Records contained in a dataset
::::::::
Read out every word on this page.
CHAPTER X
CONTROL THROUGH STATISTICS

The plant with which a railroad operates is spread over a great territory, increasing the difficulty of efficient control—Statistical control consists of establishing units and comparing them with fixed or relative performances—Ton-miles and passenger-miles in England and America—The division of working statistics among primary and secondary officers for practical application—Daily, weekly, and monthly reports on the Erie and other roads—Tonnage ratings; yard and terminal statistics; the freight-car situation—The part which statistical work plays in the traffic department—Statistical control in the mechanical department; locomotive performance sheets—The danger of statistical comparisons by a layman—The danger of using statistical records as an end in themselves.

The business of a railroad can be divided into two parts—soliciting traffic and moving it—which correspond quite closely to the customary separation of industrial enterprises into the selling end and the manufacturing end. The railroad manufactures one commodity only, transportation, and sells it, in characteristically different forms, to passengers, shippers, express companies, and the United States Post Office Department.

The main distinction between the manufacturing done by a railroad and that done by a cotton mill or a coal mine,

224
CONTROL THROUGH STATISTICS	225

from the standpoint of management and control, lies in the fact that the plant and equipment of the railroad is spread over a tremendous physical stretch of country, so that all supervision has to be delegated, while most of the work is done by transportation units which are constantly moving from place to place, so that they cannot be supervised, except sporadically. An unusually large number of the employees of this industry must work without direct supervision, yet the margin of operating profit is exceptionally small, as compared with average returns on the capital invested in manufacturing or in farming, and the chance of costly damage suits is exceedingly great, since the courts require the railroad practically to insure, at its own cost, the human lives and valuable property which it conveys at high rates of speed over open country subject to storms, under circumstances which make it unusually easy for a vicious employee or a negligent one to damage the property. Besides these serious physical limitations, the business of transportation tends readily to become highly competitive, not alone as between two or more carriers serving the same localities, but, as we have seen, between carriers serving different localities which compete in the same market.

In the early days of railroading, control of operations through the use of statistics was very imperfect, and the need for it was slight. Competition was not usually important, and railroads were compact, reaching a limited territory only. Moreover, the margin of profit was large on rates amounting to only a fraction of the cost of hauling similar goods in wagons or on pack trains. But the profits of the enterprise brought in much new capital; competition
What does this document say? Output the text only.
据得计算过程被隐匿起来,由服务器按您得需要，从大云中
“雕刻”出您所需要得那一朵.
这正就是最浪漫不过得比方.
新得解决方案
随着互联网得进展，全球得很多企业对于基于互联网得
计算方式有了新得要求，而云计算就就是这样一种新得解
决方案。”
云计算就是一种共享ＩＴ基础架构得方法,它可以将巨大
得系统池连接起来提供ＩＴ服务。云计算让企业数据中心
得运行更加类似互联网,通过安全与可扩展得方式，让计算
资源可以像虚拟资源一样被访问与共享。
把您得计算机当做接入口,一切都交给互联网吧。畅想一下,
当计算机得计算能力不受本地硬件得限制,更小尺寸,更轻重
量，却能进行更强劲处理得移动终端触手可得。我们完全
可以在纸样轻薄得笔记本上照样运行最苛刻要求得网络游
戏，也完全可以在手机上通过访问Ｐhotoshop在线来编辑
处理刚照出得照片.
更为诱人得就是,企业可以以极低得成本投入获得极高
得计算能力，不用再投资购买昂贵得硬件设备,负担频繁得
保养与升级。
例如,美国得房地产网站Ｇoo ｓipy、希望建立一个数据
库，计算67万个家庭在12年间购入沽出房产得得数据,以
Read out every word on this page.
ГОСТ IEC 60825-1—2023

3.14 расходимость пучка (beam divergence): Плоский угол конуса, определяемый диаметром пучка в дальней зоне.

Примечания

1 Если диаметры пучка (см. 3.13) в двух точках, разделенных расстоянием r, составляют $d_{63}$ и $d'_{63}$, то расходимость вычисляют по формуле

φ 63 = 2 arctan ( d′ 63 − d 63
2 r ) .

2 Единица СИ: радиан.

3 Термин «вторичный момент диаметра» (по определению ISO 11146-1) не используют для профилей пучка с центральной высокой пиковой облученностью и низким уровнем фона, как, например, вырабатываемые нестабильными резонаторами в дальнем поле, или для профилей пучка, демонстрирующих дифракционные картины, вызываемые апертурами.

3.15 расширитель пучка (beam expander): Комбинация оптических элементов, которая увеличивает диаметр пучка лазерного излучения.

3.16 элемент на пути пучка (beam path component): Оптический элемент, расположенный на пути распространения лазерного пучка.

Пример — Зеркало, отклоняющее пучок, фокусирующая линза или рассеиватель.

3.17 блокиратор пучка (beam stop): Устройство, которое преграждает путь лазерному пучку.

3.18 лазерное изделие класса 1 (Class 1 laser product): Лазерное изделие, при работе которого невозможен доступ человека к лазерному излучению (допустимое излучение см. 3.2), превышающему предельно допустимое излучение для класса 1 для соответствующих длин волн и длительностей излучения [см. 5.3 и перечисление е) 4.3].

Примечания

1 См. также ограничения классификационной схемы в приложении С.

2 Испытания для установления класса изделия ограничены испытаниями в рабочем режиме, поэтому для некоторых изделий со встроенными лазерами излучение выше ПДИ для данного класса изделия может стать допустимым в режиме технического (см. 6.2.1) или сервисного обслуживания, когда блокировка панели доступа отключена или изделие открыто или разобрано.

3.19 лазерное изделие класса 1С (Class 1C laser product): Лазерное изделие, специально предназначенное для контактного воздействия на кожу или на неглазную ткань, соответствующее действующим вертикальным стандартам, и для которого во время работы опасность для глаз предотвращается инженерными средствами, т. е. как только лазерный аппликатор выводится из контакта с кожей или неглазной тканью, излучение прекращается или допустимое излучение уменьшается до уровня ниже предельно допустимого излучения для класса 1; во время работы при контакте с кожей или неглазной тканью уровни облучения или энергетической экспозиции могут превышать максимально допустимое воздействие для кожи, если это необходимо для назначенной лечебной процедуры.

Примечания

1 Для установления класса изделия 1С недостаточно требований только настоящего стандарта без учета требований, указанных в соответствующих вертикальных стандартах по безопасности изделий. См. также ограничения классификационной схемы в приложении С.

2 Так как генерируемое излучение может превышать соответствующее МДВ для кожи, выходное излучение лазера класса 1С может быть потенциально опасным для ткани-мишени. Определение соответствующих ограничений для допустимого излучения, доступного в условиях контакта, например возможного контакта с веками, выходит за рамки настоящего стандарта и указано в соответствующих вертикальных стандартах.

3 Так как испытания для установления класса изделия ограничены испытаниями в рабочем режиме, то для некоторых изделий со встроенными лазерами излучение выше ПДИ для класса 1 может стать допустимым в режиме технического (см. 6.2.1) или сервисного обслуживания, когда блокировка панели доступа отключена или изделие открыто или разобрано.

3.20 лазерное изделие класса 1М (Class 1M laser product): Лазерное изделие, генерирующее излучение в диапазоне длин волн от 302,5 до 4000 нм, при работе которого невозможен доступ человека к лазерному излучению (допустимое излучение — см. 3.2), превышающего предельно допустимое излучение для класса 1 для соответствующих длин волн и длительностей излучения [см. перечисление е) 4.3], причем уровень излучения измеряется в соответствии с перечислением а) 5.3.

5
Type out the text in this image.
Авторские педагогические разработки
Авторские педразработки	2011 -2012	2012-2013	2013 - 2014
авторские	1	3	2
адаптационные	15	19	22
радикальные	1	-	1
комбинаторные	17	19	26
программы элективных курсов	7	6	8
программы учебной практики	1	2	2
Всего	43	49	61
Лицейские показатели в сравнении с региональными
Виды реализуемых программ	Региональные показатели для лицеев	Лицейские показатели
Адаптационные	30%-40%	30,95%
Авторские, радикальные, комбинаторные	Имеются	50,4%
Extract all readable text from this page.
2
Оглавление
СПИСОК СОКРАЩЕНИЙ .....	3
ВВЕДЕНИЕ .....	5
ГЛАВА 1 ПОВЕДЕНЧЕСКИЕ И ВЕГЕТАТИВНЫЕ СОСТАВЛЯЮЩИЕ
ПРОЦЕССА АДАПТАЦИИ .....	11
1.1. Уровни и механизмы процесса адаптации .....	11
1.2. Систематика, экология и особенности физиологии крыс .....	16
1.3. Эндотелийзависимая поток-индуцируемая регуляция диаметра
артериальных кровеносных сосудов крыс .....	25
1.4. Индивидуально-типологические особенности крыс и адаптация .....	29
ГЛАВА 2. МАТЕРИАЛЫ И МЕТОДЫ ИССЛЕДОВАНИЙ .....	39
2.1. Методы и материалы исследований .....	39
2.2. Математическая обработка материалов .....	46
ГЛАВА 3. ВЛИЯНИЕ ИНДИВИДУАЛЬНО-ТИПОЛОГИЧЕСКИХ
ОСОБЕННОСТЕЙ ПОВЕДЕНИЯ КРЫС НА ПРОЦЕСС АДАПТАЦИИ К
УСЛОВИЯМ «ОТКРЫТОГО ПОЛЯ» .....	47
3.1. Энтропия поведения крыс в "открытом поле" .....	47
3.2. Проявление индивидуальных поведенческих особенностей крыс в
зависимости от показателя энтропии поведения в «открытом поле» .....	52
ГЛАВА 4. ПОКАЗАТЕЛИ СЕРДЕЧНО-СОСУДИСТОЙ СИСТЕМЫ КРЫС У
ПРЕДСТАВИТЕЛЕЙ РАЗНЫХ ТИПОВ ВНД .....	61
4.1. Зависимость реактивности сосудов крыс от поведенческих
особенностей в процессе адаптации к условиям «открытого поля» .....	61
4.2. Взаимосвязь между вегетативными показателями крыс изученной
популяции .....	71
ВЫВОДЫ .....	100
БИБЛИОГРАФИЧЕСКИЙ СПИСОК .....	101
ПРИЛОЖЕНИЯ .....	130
::::::::
- _Aim of the task_: Please retype, exactly as written, every line from the line containing "Type out the text in this image." through the last line of the records above, including both of those lines, and nothing else.

- _Answer to this task_:
Type out the text in this image.
Авторские педагогические разработки
Авторские педразработки	2011 -2012	2012-2013	2013 - 2014
авторские	1	3	2
адаптационные	15	19	22
радикальные	1	-	1
комбинаторные	17	19	26
программы элективных курсов	7	6	8
программы учебной практики	1	2	2
Всего	43	49	61
Лицейские показатели в сравнении с региональными
Виды реализуемых программ	Региональные показатели для лицеев	Лицейские показатели
Адаптационные	30%-40%	30,95%
Авторские, радикальные, комбинаторные	Имеются	50,4%
Extract all readable text from this page.
2
Оглавление
СПИСОК СОКРАЩЕНИЙ .....	3
ВВЕДЕНИЕ .....	5
ГЛАВА 1 ПОВЕДЕНЧЕСКИЕ И ВЕГЕТАТИВНЫЕ СОСТАВЛЯЮЩИЕ
ПРОЦЕССА АДАПТАЦИИ .....	11
1.1. Уровни и механизмы процесса адаптации .....	11
1.2. Систематика, экология и особенности физиологии крыс .....	16
1.3. Эндотелийзависимая поток-индуцируемая регуляция диаметра
артериальных кровеносных сосудов крыс .....	25
1.4. Индивидуально-типологические особенности крыс и адаптация .....	29
ГЛАВА 2. МАТЕРИАЛЫ И МЕТОДЫ ИССЛЕДОВАНИЙ .....	39
2.1. Методы и материалы исследований .....	39
2.2. Математическая обработка материалов .....	46
ГЛАВА 3. ВЛИЯНИЕ ИНДИВИДУАЛЬНО-ТИПОЛОГИЧЕСКИХ
ОСОБЕННОСТЕЙ ПОВЕДЕНИЯ КРЫС НА ПРОЦЕСС АДАПТАЦИИ К
УСЛОВИЯМ «ОТКРЫТОГО ПОЛЯ» .....	47
3.1. Энтропия поведения крыс в "открытом поле" .....	47
3.2. Проявление индивидуальных поведенческих особенностей крыс в
зависимости от показателя энтропии поведения в «открытом поле» .....	52
ГЛАВА 4. ПОКАЗАТЕЛИ СЕРДЕЧНО-СОСУДИСТОЙ СИСТЕМЫ КРЫС У
ПРЕДСТАВИТЕЛЕЙ РАЗНЫХ ТИПОВ ВНД .....	61
4.1. Зависимость реактивности сосудов крыс от поведенческих
особенностей в процессе адаптации к условиям «открытого поля» .....	61
4.2. Взаимосвязь между вегетативными показателями крыс изученной
популяции .....	71
ВЫВОДЫ .....	100
БИБЛИОГРАФИЧЕСКИЙ СПИСОК .....	101
ПРИЛОЖЕНИЯ .....	130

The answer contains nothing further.